**STATED TASK:**
Identify each line below that contains the word "high", and copy it out.
────────
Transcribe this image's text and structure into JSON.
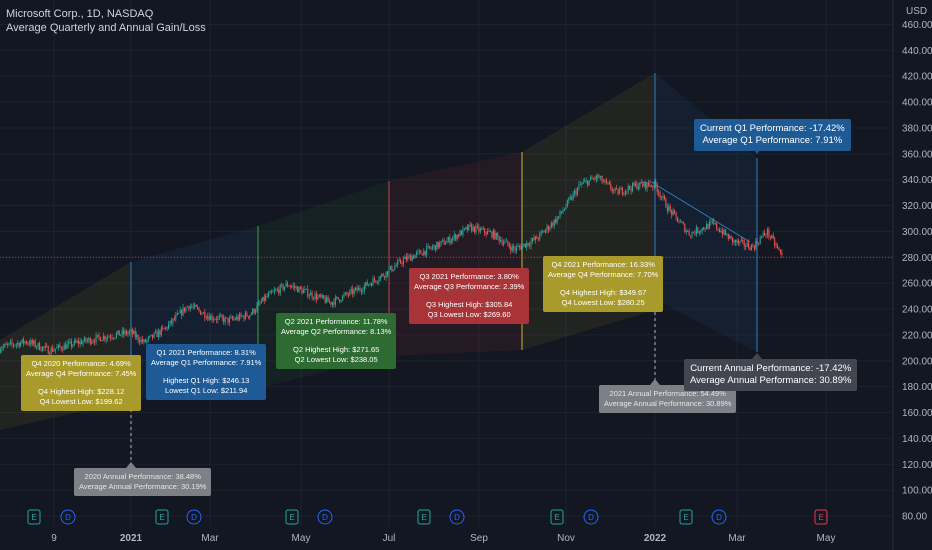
{
  "header": {
    "symbol": "Microsoft Corp., 1D, NASDAQ",
    "indicator": "Average Quarterly and Annual Gain/Loss"
  },
  "colors": {
    "background": "#131722",
    "up": "#26a69a",
    "down": "#ef5350",
    "q1": "#1e5a96",
    "q2": "#2e6b32",
    "q3": "#a83438",
    "q4": "#a99a2c",
    "annual": "#7e8088",
    "annual_current": "#434651"
  },
  "chart_data": {
    "type": "candlestick",
    "currency": "USD",
    "ylim": [
      80,
      460
    ],
    "y_ticks": [
      "460.00",
      "440.00",
      "420.00",
      "400.00",
      "380.00",
      "360.00",
      "340.00",
      "320.00",
      "300.00",
      "280.00",
      "260.00",
      "240.00",
      "220.00",
      "200.00",
      "180.00",
      "160.00",
      "140.00",
      "120.00",
      "100.00",
      "80.00"
    ],
    "x_ticks": [
      "9",
      "2021",
      "Mar",
      "May",
      "Jul",
      "Sep",
      "Nov",
      "2022",
      "Mar",
      "May"
    ],
    "last_price": 280,
    "price_path": [
      [
        "2020-10-01",
        210
      ],
      [
        "2020-10-20",
        215
      ],
      [
        "2020-11-05",
        208
      ],
      [
        "2020-11-25",
        214
      ],
      [
        "2020-12-15",
        219
      ],
      [
        "2021-01-01",
        222
      ],
      [
        "2021-01-10",
        214
      ],
      [
        "2021-01-25",
        225
      ],
      [
        "2021-02-10",
        243
      ],
      [
        "2021-02-25",
        234
      ],
      [
        "2021-03-10",
        231
      ],
      [
        "2021-03-25",
        236
      ],
      [
        "2021-04-05",
        249
      ],
      [
        "2021-04-20",
        259
      ],
      [
        "2021-05-05",
        252
      ],
      [
        "2021-05-20",
        245
      ],
      [
        "2021-06-10",
        256
      ],
      [
        "2021-06-25",
        266
      ],
      [
        "2021-07-10",
        278
      ],
      [
        "2021-07-25",
        285
      ],
      [
        "2021-08-10",
        293
      ],
      [
        "2021-08-25",
        303
      ],
      [
        "2021-09-10",
        298
      ],
      [
        "2021-09-25",
        286
      ],
      [
        "2021-10-10",
        294
      ],
      [
        "2021-10-25",
        310
      ],
      [
        "2021-11-10",
        336
      ],
      [
        "2021-11-22",
        342
      ],
      [
        "2021-12-05",
        330
      ],
      [
        "2021-12-20",
        336
      ],
      [
        "2022-01-01",
        336
      ],
      [
        "2022-01-10",
        318
      ],
      [
        "2022-01-25",
        298
      ],
      [
        "2022-02-10",
        306
      ],
      [
        "2022-02-25",
        292
      ],
      [
        "2022-03-10",
        288
      ],
      [
        "2022-03-20",
        300
      ],
      [
        "2022-03-31",
        280
      ]
    ],
    "quarters": [
      {
        "label": "Q4 2020 Performance: 4.69%",
        "avg": "Average Q4 Performance: 7.45%",
        "high": "Q4 Highest High: $228.12",
        "low": "Q4 Lowest Low: $199.62"
      },
      {
        "label": "Q1 2021 Performance: 8.31%",
        "avg": "Average Q1 Performance: 7.91%",
        "high": "Highest Q1 High: $246.13",
        "low": "Lowest Q1 Low: $211.94"
      },
      {
        "label": "Q2 2021 Performance: 11.78%",
        "avg": "Average Q2 Performance: 8.13%",
        "high": "Q2 Highest High: $271.65",
        "low": "Q2 Lowest Low: $238.05"
      },
      {
        "label": "Q3 2021 Performance: 3.80%",
        "avg": "Average Q3 Performance: 2.39%",
        "high": "Q3 Highest High: $305.84",
        "low": "Q3 Lowest Low: $269.60"
      },
      {
        "label": "Q4 2021 Performance: 16.33%",
        "avg": "Average Q4 Performance: 7.70%",
        "high": "Q4 Highest High: $349.67",
        "low": "Q4 Lowest Low: $280.25"
      }
    ],
    "current_q1": {
      "label": "Current Q1 Performance: -17.42%",
      "avg": "Average Q1 Performance: 7.91%"
    },
    "annual_2020": {
      "label": "2020 Annual Performance: 38.48%",
      "avg": "Average Annual Performance: 30.19%"
    },
    "annual_2021": {
      "label": "2021 Annual Performance: 54.49%",
      "avg": "Average Annual Performance: 30.89%"
    },
    "annual_current": {
      "label": "Current Annual Performance: -17.42%",
      "avg": "Average Annual Performance: 30.89%"
    },
    "events": [
      "E",
      "D",
      "E",
      "D",
      "E",
      "D",
      "E",
      "D",
      "E",
      "D",
      "E",
      "D",
      "E"
    ]
  }
}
────────
**OUTPUT OF THE TASK:**
        "high": "Q4 Highest High: $228.12",
        "high": "Highest Q1 High: $246.13",
        "high": "Q2 Highest High: $271.65",
        "high": "Q3 Highest High: $305.84",
        "high": "Q4 Highest High: $349.67",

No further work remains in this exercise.